» **Given task**:
Show only lines that include "dropdown".

» **Dataset excerpts**:
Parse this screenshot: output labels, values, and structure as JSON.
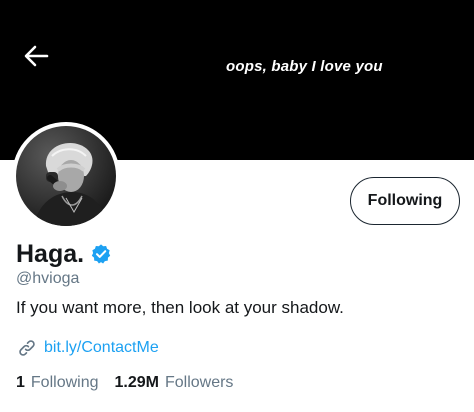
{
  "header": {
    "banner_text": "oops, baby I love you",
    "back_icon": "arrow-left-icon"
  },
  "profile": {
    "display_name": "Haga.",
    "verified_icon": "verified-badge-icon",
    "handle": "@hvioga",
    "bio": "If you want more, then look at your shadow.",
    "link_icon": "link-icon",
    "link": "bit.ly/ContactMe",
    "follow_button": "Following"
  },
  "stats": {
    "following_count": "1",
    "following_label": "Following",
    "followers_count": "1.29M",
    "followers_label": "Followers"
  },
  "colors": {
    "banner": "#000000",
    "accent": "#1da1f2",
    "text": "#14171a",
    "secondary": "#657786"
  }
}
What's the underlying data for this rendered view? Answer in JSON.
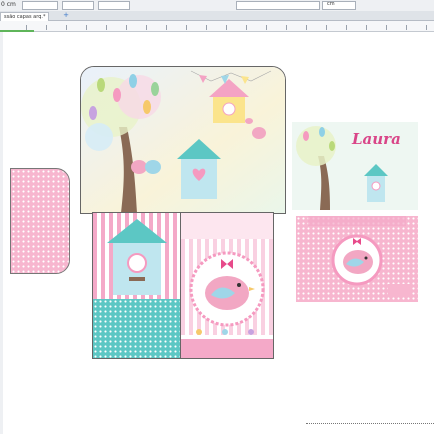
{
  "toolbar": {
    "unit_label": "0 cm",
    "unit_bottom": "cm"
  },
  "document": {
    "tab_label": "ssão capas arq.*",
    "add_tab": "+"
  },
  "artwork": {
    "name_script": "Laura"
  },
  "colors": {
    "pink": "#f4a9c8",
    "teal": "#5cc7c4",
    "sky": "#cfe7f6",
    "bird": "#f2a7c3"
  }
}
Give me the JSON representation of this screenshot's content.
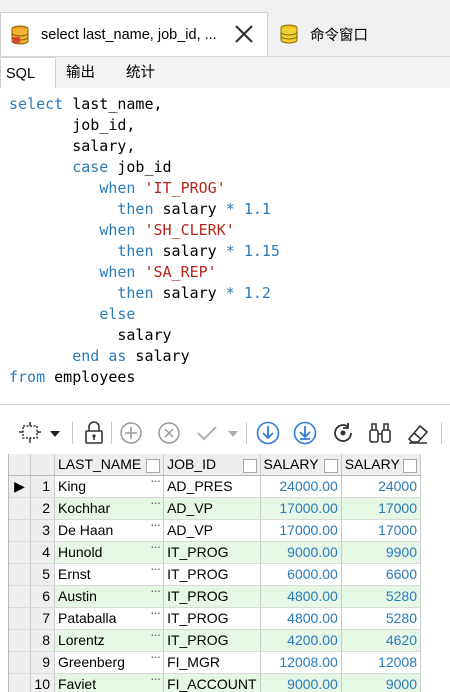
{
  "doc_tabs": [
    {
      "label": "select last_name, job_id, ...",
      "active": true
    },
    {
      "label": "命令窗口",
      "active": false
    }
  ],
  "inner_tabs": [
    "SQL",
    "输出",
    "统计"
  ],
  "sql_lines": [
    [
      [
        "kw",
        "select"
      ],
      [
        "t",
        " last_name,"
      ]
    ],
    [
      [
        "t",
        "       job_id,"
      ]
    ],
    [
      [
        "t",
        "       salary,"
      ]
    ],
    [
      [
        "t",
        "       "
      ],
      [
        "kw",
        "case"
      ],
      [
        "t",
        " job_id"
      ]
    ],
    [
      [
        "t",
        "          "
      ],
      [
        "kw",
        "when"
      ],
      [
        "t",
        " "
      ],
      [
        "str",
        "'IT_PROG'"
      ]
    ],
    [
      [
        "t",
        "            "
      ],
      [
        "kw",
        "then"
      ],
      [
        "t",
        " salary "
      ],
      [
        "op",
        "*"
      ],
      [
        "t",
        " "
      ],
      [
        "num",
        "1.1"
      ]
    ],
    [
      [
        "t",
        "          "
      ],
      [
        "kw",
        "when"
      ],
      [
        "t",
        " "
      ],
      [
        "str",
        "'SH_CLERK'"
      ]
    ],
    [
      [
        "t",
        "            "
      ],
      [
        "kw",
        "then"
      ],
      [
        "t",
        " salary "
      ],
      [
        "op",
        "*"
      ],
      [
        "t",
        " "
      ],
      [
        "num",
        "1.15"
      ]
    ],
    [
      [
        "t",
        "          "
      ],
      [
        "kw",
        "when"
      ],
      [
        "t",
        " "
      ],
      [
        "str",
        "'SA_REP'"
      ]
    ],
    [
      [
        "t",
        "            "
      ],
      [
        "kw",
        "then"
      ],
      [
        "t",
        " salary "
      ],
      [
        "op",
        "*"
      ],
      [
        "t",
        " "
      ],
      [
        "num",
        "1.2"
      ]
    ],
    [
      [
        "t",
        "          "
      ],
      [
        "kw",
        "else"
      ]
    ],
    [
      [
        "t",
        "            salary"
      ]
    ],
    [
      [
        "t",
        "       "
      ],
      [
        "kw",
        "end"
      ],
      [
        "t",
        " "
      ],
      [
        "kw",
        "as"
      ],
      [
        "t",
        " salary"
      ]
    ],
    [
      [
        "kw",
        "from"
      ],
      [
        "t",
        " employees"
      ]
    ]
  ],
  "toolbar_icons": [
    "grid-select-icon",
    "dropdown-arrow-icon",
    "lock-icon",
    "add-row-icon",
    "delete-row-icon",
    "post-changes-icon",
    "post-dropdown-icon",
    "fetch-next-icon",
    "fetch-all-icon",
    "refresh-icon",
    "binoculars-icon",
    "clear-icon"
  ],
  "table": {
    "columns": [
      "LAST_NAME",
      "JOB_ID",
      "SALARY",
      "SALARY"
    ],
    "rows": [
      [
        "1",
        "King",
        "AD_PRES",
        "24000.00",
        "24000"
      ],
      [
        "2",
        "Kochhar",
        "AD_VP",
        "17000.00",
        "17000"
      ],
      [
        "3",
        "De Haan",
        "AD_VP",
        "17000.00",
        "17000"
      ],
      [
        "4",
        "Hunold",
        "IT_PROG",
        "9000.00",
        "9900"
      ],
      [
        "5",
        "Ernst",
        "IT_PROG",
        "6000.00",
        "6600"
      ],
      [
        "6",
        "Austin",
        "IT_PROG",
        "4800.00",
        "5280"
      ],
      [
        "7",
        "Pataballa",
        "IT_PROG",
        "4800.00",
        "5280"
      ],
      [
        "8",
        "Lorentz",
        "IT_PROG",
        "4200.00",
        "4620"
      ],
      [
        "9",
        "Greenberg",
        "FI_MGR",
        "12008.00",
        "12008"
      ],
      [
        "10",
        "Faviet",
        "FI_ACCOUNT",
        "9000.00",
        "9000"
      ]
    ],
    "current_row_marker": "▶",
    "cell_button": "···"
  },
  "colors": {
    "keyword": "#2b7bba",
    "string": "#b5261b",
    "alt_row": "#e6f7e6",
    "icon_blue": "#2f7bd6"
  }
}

* * *

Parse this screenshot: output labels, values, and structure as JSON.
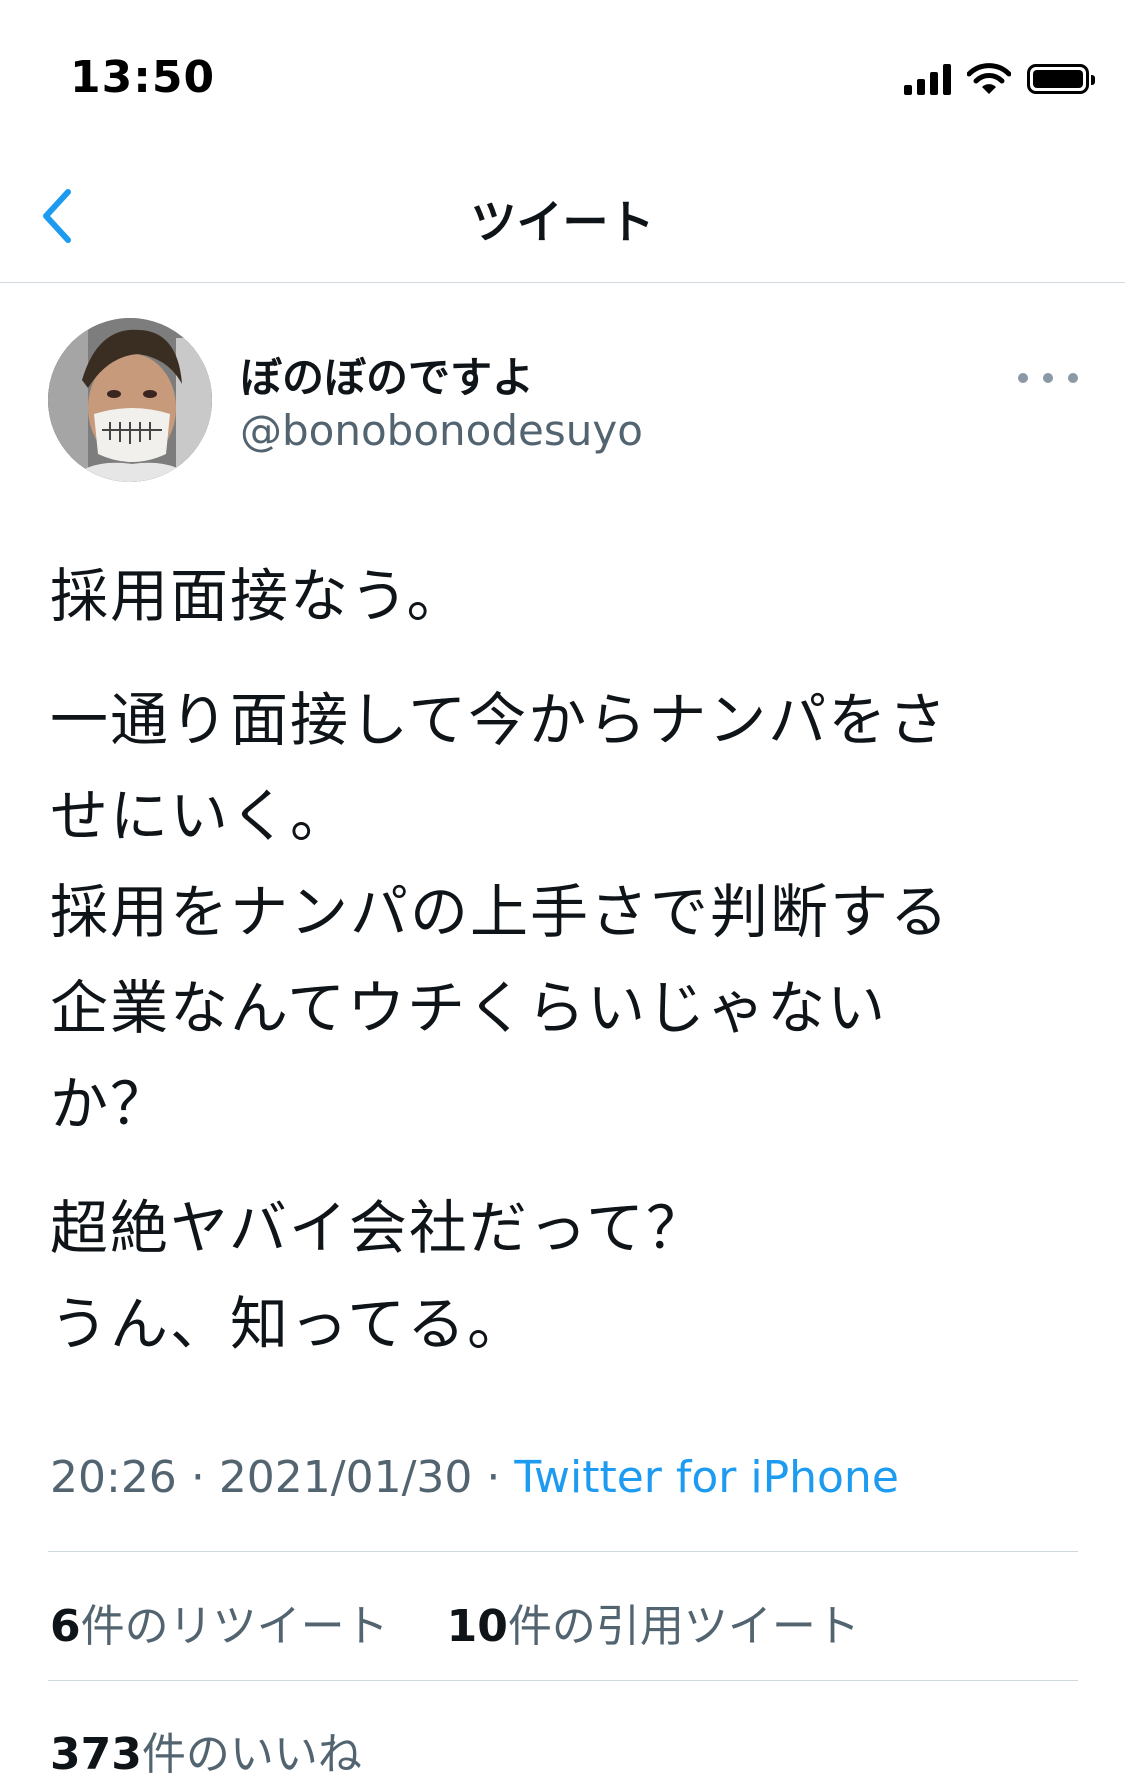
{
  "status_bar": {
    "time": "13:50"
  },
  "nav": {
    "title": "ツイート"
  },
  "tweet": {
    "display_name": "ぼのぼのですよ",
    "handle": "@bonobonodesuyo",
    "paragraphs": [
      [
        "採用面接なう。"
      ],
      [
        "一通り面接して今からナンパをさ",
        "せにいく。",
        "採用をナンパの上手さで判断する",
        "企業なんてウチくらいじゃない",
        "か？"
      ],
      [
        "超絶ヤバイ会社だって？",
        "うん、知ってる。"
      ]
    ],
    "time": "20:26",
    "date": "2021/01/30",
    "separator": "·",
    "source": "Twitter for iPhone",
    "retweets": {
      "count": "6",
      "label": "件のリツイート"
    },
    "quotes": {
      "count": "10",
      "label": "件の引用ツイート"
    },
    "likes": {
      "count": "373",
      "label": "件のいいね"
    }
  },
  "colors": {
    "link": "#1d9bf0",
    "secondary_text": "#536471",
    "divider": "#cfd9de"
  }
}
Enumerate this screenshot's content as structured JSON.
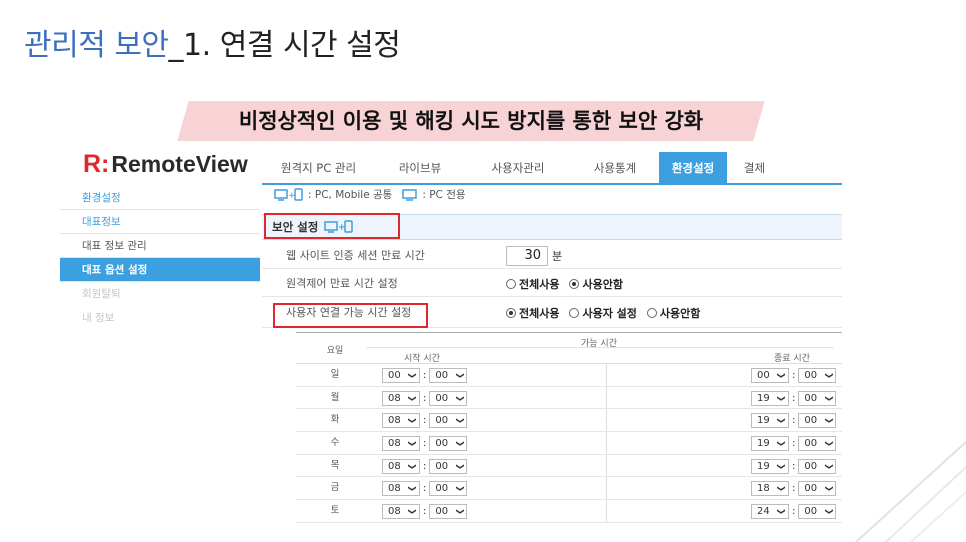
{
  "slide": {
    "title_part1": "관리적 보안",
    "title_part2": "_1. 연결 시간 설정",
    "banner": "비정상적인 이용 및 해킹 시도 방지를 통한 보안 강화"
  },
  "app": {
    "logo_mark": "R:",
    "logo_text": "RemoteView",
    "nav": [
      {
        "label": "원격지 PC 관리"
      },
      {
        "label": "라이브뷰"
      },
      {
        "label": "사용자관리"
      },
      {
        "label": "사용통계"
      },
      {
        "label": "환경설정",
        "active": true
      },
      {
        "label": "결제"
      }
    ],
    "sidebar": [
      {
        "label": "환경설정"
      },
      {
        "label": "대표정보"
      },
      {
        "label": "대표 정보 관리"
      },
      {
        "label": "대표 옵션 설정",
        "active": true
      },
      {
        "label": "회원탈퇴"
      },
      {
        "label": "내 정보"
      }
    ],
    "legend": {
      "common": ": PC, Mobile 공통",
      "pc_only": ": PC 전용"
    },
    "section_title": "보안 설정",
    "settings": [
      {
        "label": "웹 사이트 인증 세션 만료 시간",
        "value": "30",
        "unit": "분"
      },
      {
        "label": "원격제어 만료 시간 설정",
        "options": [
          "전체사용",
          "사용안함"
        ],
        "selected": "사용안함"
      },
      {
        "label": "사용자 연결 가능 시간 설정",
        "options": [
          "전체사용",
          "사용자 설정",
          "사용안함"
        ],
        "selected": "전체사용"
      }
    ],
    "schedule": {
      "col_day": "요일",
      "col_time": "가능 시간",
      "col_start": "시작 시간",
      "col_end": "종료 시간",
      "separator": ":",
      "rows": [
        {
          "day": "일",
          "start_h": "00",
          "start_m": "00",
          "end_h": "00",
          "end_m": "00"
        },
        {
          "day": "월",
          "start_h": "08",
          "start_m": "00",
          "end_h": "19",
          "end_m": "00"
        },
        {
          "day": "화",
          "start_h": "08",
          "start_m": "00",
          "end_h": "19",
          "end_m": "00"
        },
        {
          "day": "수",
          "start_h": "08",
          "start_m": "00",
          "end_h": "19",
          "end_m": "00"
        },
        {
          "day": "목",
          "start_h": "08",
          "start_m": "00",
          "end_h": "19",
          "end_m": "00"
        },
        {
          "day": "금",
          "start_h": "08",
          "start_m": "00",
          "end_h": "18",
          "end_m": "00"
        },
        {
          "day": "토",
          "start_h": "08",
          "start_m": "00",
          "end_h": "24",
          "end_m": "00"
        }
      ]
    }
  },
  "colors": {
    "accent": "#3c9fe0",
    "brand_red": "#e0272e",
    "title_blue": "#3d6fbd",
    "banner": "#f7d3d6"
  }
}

» **Correct answer**:
    "dropdown-arrow-icon",
    "post-dropdown-icon",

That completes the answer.